### Task brief
Look for the word "Bölümün" in the entries below, then copy every line that has it.
■ ■ ■ ■ ■
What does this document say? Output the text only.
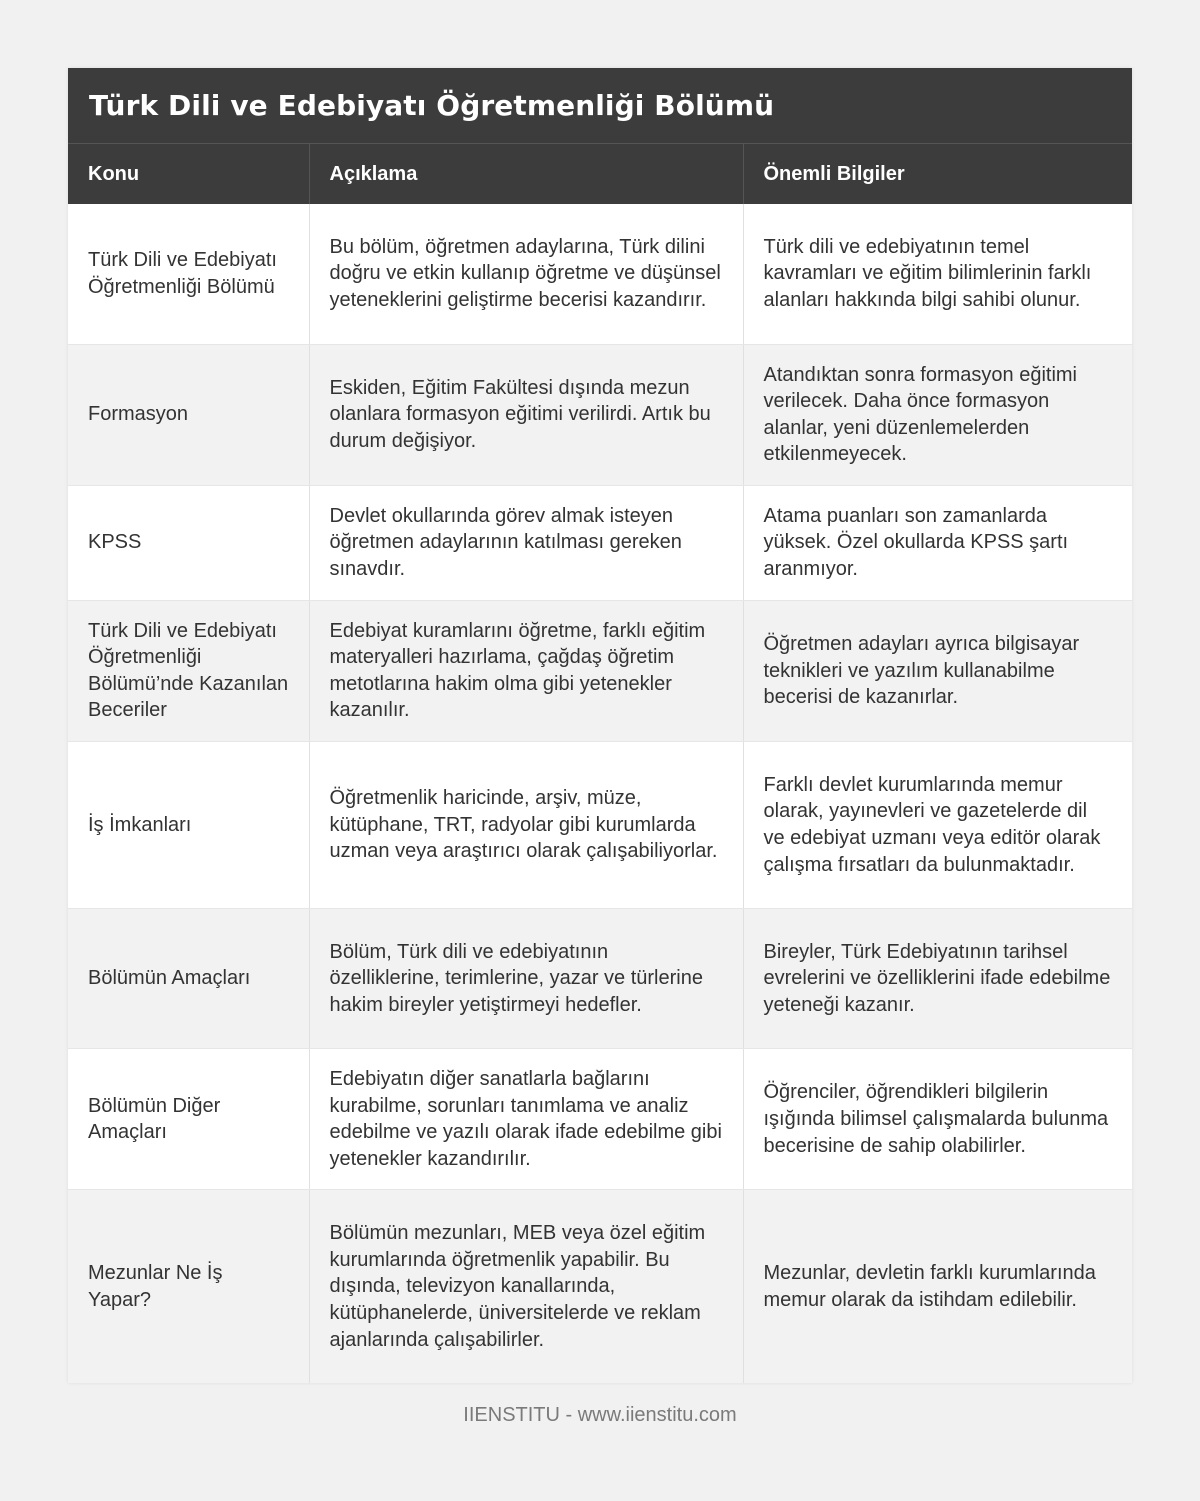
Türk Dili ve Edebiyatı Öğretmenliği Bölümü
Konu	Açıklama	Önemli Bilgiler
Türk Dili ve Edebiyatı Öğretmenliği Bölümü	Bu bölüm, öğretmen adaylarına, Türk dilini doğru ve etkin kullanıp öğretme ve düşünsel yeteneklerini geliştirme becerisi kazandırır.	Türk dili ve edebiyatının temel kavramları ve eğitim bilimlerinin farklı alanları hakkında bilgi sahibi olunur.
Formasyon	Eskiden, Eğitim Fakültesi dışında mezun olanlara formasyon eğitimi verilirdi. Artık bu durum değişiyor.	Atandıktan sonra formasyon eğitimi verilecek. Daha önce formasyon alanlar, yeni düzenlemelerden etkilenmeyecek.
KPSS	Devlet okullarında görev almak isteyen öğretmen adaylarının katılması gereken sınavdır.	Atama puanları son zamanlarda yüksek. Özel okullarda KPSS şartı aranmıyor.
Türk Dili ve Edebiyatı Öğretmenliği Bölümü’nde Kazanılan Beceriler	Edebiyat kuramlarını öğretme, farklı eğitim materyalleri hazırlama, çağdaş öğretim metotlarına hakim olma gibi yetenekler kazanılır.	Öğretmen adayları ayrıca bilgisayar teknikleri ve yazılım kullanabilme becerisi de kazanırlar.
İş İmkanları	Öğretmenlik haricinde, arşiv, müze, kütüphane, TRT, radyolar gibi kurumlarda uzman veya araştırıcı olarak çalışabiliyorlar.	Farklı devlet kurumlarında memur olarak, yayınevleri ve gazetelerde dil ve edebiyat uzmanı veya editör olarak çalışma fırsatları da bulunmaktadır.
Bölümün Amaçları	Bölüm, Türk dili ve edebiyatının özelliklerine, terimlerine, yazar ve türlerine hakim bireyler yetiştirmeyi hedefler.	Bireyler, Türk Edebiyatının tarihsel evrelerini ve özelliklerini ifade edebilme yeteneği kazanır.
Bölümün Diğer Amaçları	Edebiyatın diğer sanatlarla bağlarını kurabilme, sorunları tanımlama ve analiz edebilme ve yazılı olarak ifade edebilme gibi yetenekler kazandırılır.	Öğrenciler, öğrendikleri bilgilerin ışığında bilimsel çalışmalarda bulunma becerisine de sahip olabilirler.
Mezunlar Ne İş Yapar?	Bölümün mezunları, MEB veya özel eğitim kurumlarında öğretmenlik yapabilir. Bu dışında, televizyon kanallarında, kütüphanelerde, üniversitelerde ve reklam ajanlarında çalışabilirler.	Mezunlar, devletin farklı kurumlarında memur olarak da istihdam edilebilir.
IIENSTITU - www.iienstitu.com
■ ■ ■ ■ ■
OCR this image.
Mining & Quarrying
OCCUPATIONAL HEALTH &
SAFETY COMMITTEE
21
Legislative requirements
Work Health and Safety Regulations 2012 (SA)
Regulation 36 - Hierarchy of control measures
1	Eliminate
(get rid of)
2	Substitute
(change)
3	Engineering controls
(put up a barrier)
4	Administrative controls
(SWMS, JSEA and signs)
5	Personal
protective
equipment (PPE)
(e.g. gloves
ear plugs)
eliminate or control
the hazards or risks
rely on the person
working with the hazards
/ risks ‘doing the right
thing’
■ ■ ■ ■ ■
### Reply to the task
Bölümün Amaçları	Bölüm, Türk dili ve edebiyatının özelliklerine, terimlerine, yazar ve türlerine hakim bireyler yetiştirmeyi hedefler.	Bireyler, Türk Edebiyatının tarihsel evrelerini ve özelliklerini ifade edebilme yeteneği kazanır.
Bölümün Diğer Amaçları	Edebiyatın diğer sanatlarla bağlarını kurabilme, sorunları tanımlama ve analiz edebilme ve yazılı olarak ifade edebilme gibi yetenekler kazandırılır.	Öğrenciler, öğrendikleri bilgilerin ışığında bilimsel çalışmalarda bulunma becerisine de sahip olabilirler.
Mezunlar Ne İş Yapar?	Bölümün mezunları, MEB veya özel eğitim kurumlarında öğretmenlik yapabilir. Bu dışında, televizyon kanallarında, kütüphanelerde, üniversitelerde ve reklam ajanlarında çalışabilirler.	Mezunlar, devletin farklı kurumlarında memur olarak da istihdam edilebilir.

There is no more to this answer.